### OBJECTIVE
Omit every picture and return the rest of the data unaltered.
__________
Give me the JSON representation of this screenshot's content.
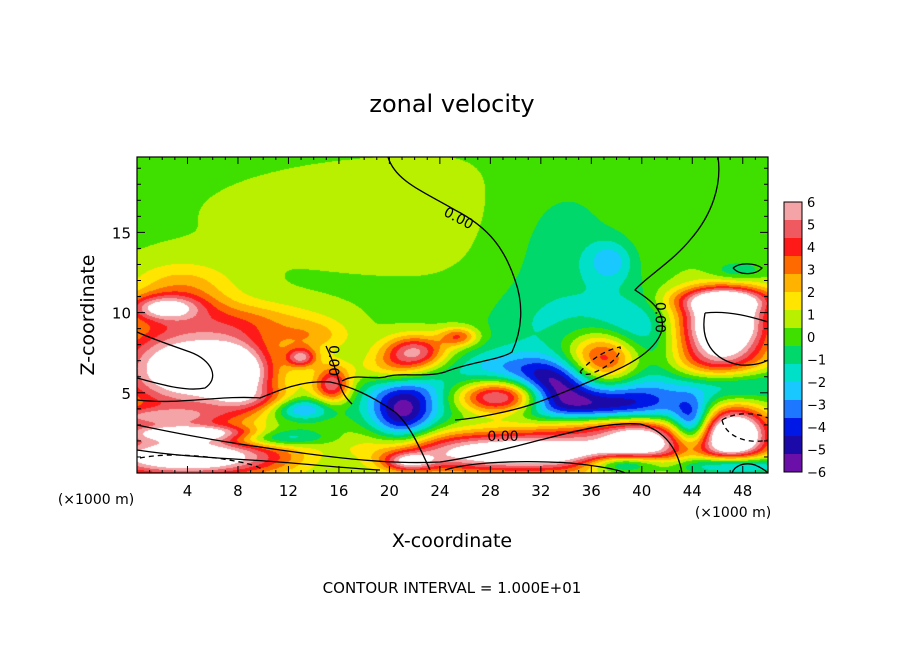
{
  "chart_data": {
    "type": "heatmap",
    "title": "zonal velocity",
    "xlabel": "X-coordinate",
    "ylabel": "Z-coordinate",
    "x_unit_note": "(×1000 m)",
    "x_unit_note_right": "(×1000 m)",
    "footer": "CONTOUR INTERVAL = 1.000E+01",
    "xlim": [
      0,
      50
    ],
    "ylim": [
      0,
      19.7
    ],
    "x_ticks": [
      4,
      8,
      12,
      16,
      20,
      24,
      28,
      32,
      36,
      40,
      44,
      48
    ],
    "y_ticks": [
      5,
      10,
      15
    ],
    "colorbar": {
      "range": [
        -6,
        6
      ],
      "tick_values": [
        6,
        5,
        4,
        3,
        2,
        1,
        0,
        -1,
        -2,
        -3,
        -4,
        -5,
        -6
      ],
      "colors": [
        "#f4a3a6",
        "#ee5a5f",
        "#ff1a1a",
        "#ff6a00",
        "#ffb300",
        "#ffe500",
        "#b9f000",
        "#3fe000",
        "#00d86b",
        "#00e0c8",
        "#18c8ff",
        "#1e78ff",
        "#0018e6",
        "#1c0aa8",
        "#6a10a8"
      ]
    },
    "contour_labels": [
      {
        "text": "0.00",
        "x": 25.5,
        "z": 15.9
      },
      {
        "text": "0.00",
        "x": 15.6,
        "z": 7.0
      },
      {
        "text": "0.00",
        "x": 41.5,
        "z": 9.7
      },
      {
        "text": "0.00",
        "x": 29.0,
        "z": 2.3
      }
    ],
    "blobs": [
      {
        "x": 24,
        "z": 16,
        "rx": 30,
        "ry": 6,
        "v": 0.6
      },
      {
        "x": 34,
        "z": 14,
        "rx": 5,
        "ry": 5,
        "v": -1.3
      },
      {
        "x": 37.5,
        "z": 13.2,
        "rx": 1.8,
        "ry": 1.3,
        "v": -2.2
      },
      {
        "x": 32,
        "z": 9,
        "rx": 5,
        "ry": 2.5,
        "v": -1.0
      },
      {
        "x": 3.5,
        "z": 11.5,
        "rx": 4,
        "ry": 1.6,
        "v": 2.2
      },
      {
        "x": 9,
        "z": 9.5,
        "rx": 6,
        "ry": 1.2,
        "v": 1.8
      },
      {
        "x": 14,
        "z": 8.5,
        "rx": 3,
        "ry": 1.0,
        "v": 1.8
      },
      {
        "x": 2,
        "z": 10.3,
        "rx": 3,
        "ry": 0.8,
        "v": 4.5
      },
      {
        "x": 4,
        "z": 6.5,
        "rx": 6,
        "ry": 2.8,
        "v": 8
      },
      {
        "x": 8,
        "z": 6.2,
        "rx": 2.5,
        "ry": 1.8,
        "v": 4.5
      },
      {
        "x": 1,
        "z": 3.5,
        "rx": 6,
        "ry": 0.6,
        "v": 3.5
      },
      {
        "x": 5,
        "z": 2.5,
        "rx": 7,
        "ry": 0.5,
        "v": 5
      },
      {
        "x": 11,
        "z": 2.3,
        "rx": 4,
        "ry": 0.6,
        "v": -4.5
      },
      {
        "x": 4,
        "z": 1.0,
        "rx": 8,
        "ry": 1.3,
        "v": 8
      },
      {
        "x": 16,
        "z": 1.0,
        "rx": 4,
        "ry": 1.0,
        "v": -1.5
      },
      {
        "x": 13,
        "z": 7.2,
        "rx": 1.2,
        "ry": 0.6,
        "v": 4.5
      },
      {
        "x": 15.5,
        "z": 5.5,
        "rx": 1.5,
        "ry": 1.2,
        "v": 5
      },
      {
        "x": 13,
        "z": 4.0,
        "rx": 2.5,
        "ry": 0.7,
        "v": -3.5
      },
      {
        "x": 10,
        "z": 4.5,
        "rx": 3,
        "ry": 0.8,
        "v": 2.0
      },
      {
        "x": 22,
        "z": 7.6,
        "rx": 2.5,
        "ry": 1.0,
        "v": 5
      },
      {
        "x": 20.5,
        "z": 6.5,
        "rx": 3,
        "ry": 1.0,
        "v": 2.5
      },
      {
        "x": 25.5,
        "z": 8.5,
        "rx": 1.5,
        "ry": 0.6,
        "v": 3.5
      },
      {
        "x": 21,
        "z": 3.5,
        "rx": 2.5,
        "ry": 1.8,
        "v": -4.5
      },
      {
        "x": 22.5,
        "z": 5,
        "rx": 5,
        "ry": 1.5,
        "v": -2.5
      },
      {
        "x": 29,
        "z": 6.5,
        "rx": 4,
        "ry": 1.2,
        "v": -2.2
      },
      {
        "x": 29,
        "z": 4.7,
        "rx": 4,
        "ry": 1.1,
        "v": 8
      },
      {
        "x": 33,
        "z": 5.5,
        "rx": 3,
        "ry": 1.5,
        "v": -5.5
      },
      {
        "x": 37.5,
        "z": 7.2,
        "rx": 3.2,
        "ry": 1.8,
        "v": 8
      },
      {
        "x": 39,
        "z": 7.5,
        "rx": 3.5,
        "ry": 2.8,
        "v": -5
      },
      {
        "x": 36,
        "z": 4.2,
        "rx": 8,
        "ry": 1.2,
        "v": -4.5
      },
      {
        "x": 36,
        "z": 3.0,
        "rx": 5,
        "ry": 0.8,
        "v": 2.5
      },
      {
        "x": 31,
        "z": 1.3,
        "rx": 12,
        "ry": 1.3,
        "v": 8
      },
      {
        "x": 40,
        "z": 2.2,
        "rx": 3,
        "ry": 1.2,
        "v": 5
      },
      {
        "x": 38.5,
        "z": 0.6,
        "rx": 3,
        "ry": 0.6,
        "v": -5
      },
      {
        "x": 21.5,
        "z": 0.7,
        "rx": 2,
        "ry": 0.6,
        "v": 4
      },
      {
        "x": 46.5,
        "z": 9.3,
        "rx": 3.5,
        "ry": 1.9,
        "v": 9
      },
      {
        "x": 46.5,
        "z": 10.8,
        "rx": 4,
        "ry": 0.8,
        "v": 4.5
      },
      {
        "x": 46,
        "z": 7.0,
        "rx": 4,
        "ry": 1.5,
        "v": 3.5
      },
      {
        "x": 47,
        "z": 5.5,
        "rx": 5,
        "ry": 1.0,
        "v": -2.5
      },
      {
        "x": 47.3,
        "z": 2.5,
        "rx": 2.8,
        "ry": 1.7,
        "v": 9
      },
      {
        "x": 44,
        "z": 3.0,
        "rx": 1.5,
        "ry": 1.5,
        "v": -4.5
      },
      {
        "x": 47,
        "z": 0.5,
        "rx": 4,
        "ry": 0.6,
        "v": -4.5
      },
      {
        "x": 47.5,
        "z": 12.6,
        "rx": 2,
        "ry": 0.6,
        "v": -1.5
      }
    ]
  }
}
__________
### WRITTEN SOLUTION
Give me the JSON representation of this screenshot's content.
{
  "chart_data": {
    "type": "heatmap",
    "title": "zonal velocity",
    "xlabel": "X-coordinate",
    "ylabel": "Z-coordinate",
    "x_unit_note": "(×1000 m)",
    "x_unit_note_right": "(×1000 m)",
    "footer": "CONTOUR INTERVAL = 1.000E+01",
    "xlim": [
      0,
      50
    ],
    "ylim": [
      0,
      19.7
    ],
    "x_ticks": [
      4,
      8,
      12,
      16,
      20,
      24,
      28,
      32,
      36,
      40,
      44,
      48
    ],
    "y_ticks": [
      5,
      10,
      15
    ],
    "colorbar": {
      "range": [
        -6,
        6
      ],
      "tick_values": [
        6,
        5,
        4,
        3,
        2,
        1,
        0,
        -1,
        -2,
        -3,
        -4,
        -5,
        -6
      ],
      "colors": [
        "#f4a3a6",
        "#ee5a5f",
        "#ff1a1a",
        "#ff6a00",
        "#ffb300",
        "#ffe500",
        "#b9f000",
        "#3fe000",
        "#00d86b",
        "#00e0c8",
        "#18c8ff",
        "#1e78ff",
        "#0018e6",
        "#1c0aa8",
        "#6a10a8"
      ]
    },
    "contour_labels": [
      {
        "text": "0.00",
        "x": 25.5,
        "z": 15.9
      },
      {
        "text": "0.00",
        "x": 15.6,
        "z": 7.0
      },
      {
        "text": "0.00",
        "x": 41.5,
        "z": 9.7
      },
      {
        "text": "0.00",
        "x": 29.0,
        "z": 2.3
      }
    ],
    "blobs": [
      {
        "x": 24,
        "z": 16,
        "rx": 30,
        "ry": 6,
        "v": 0.6
      },
      {
        "x": 34,
        "z": 14,
        "rx": 5,
        "ry": 5,
        "v": -1.3
      },
      {
        "x": 37.5,
        "z": 13.2,
        "rx": 1.8,
        "ry": 1.3,
        "v": -2.2
      },
      {
        "x": 32,
        "z": 9,
        "rx": 5,
        "ry": 2.5,
        "v": -1.0
      },
      {
        "x": 3.5,
        "z": 11.5,
        "rx": 4,
        "ry": 1.6,
        "v": 2.2
      },
      {
        "x": 9,
        "z": 9.5,
        "rx": 6,
        "ry": 1.2,
        "v": 1.8
      },
      {
        "x": 14,
        "z": 8.5,
        "rx": 3,
        "ry": 1.0,
        "v": 1.8
      },
      {
        "x": 2,
        "z": 10.3,
        "rx": 3,
        "ry": 0.8,
        "v": 4.5
      },
      {
        "x": 4,
        "z": 6.5,
        "rx": 6,
        "ry": 2.8,
        "v": 8
      },
      {
        "x": 8,
        "z": 6.2,
        "rx": 2.5,
        "ry": 1.8,
        "v": 4.5
      },
      {
        "x": 1,
        "z": 3.5,
        "rx": 6,
        "ry": 0.6,
        "v": 3.5
      },
      {
        "x": 5,
        "z": 2.5,
        "rx": 7,
        "ry": 0.5,
        "v": 5
      },
      {
        "x": 11,
        "z": 2.3,
        "rx": 4,
        "ry": 0.6,
        "v": -4.5
      },
      {
        "x": 4,
        "z": 1.0,
        "rx": 8,
        "ry": 1.3,
        "v": 8
      },
      {
        "x": 16,
        "z": 1.0,
        "rx": 4,
        "ry": 1.0,
        "v": -1.5
      },
      {
        "x": 13,
        "z": 7.2,
        "rx": 1.2,
        "ry": 0.6,
        "v": 4.5
      },
      {
        "x": 15.5,
        "z": 5.5,
        "rx": 1.5,
        "ry": 1.2,
        "v": 5
      },
      {
        "x": 13,
        "z": 4.0,
        "rx": 2.5,
        "ry": 0.7,
        "v": -3.5
      },
      {
        "x": 10,
        "z": 4.5,
        "rx": 3,
        "ry": 0.8,
        "v": 2.0
      },
      {
        "x": 22,
        "z": 7.6,
        "rx": 2.5,
        "ry": 1.0,
        "v": 5
      },
      {
        "x": 20.5,
        "z": 6.5,
        "rx": 3,
        "ry": 1.0,
        "v": 2.5
      },
      {
        "x": 25.5,
        "z": 8.5,
        "rx": 1.5,
        "ry": 0.6,
        "v": 3.5
      },
      {
        "x": 21,
        "z": 3.5,
        "rx": 2.5,
        "ry": 1.8,
        "v": -4.5
      },
      {
        "x": 22.5,
        "z": 5,
        "rx": 5,
        "ry": 1.5,
        "v": -2.5
      },
      {
        "x": 29,
        "z": 6.5,
        "rx": 4,
        "ry": 1.2,
        "v": -2.2
      },
      {
        "x": 29,
        "z": 4.7,
        "rx": 4,
        "ry": 1.1,
        "v": 8
      },
      {
        "x": 33,
        "z": 5.5,
        "rx": 3,
        "ry": 1.5,
        "v": -5.5
      },
      {
        "x": 37.5,
        "z": 7.2,
        "rx": 3.2,
        "ry": 1.8,
        "v": 8
      },
      {
        "x": 39,
        "z": 7.5,
        "rx": 3.5,
        "ry": 2.8,
        "v": -5
      },
      {
        "x": 36,
        "z": 4.2,
        "rx": 8,
        "ry": 1.2,
        "v": -4.5
      },
      {
        "x": 36,
        "z": 3.0,
        "rx": 5,
        "ry": 0.8,
        "v": 2.5
      },
      {
        "x": 31,
        "z": 1.3,
        "rx": 12,
        "ry": 1.3,
        "v": 8
      },
      {
        "x": 40,
        "z": 2.2,
        "rx": 3,
        "ry": 1.2,
        "v": 5
      },
      {
        "x": 38.5,
        "z": 0.6,
        "rx": 3,
        "ry": 0.6,
        "v": -5
      },
      {
        "x": 21.5,
        "z": 0.7,
        "rx": 2,
        "ry": 0.6,
        "v": 4
      },
      {
        "x": 46.5,
        "z": 9.3,
        "rx": 3.5,
        "ry": 1.9,
        "v": 9
      },
      {
        "x": 46.5,
        "z": 10.8,
        "rx": 4,
        "ry": 0.8,
        "v": 4.5
      },
      {
        "x": 46,
        "z": 7.0,
        "rx": 4,
        "ry": 1.5,
        "v": 3.5
      },
      {
        "x": 47,
        "z": 5.5,
        "rx": 5,
        "ry": 1.0,
        "v": -2.5
      },
      {
        "x": 47.3,
        "z": 2.5,
        "rx": 2.8,
        "ry": 1.7,
        "v": 9
      },
      {
        "x": 44,
        "z": 3.0,
        "rx": 1.5,
        "ry": 1.5,
        "v": -4.5
      },
      {
        "x": 47,
        "z": 0.5,
        "rx": 4,
        "ry": 0.6,
        "v": -4.5
      },
      {
        "x": 47.5,
        "z": 12.6,
        "rx": 2,
        "ry": 0.6,
        "v": -1.5
      }
    ]
  }
}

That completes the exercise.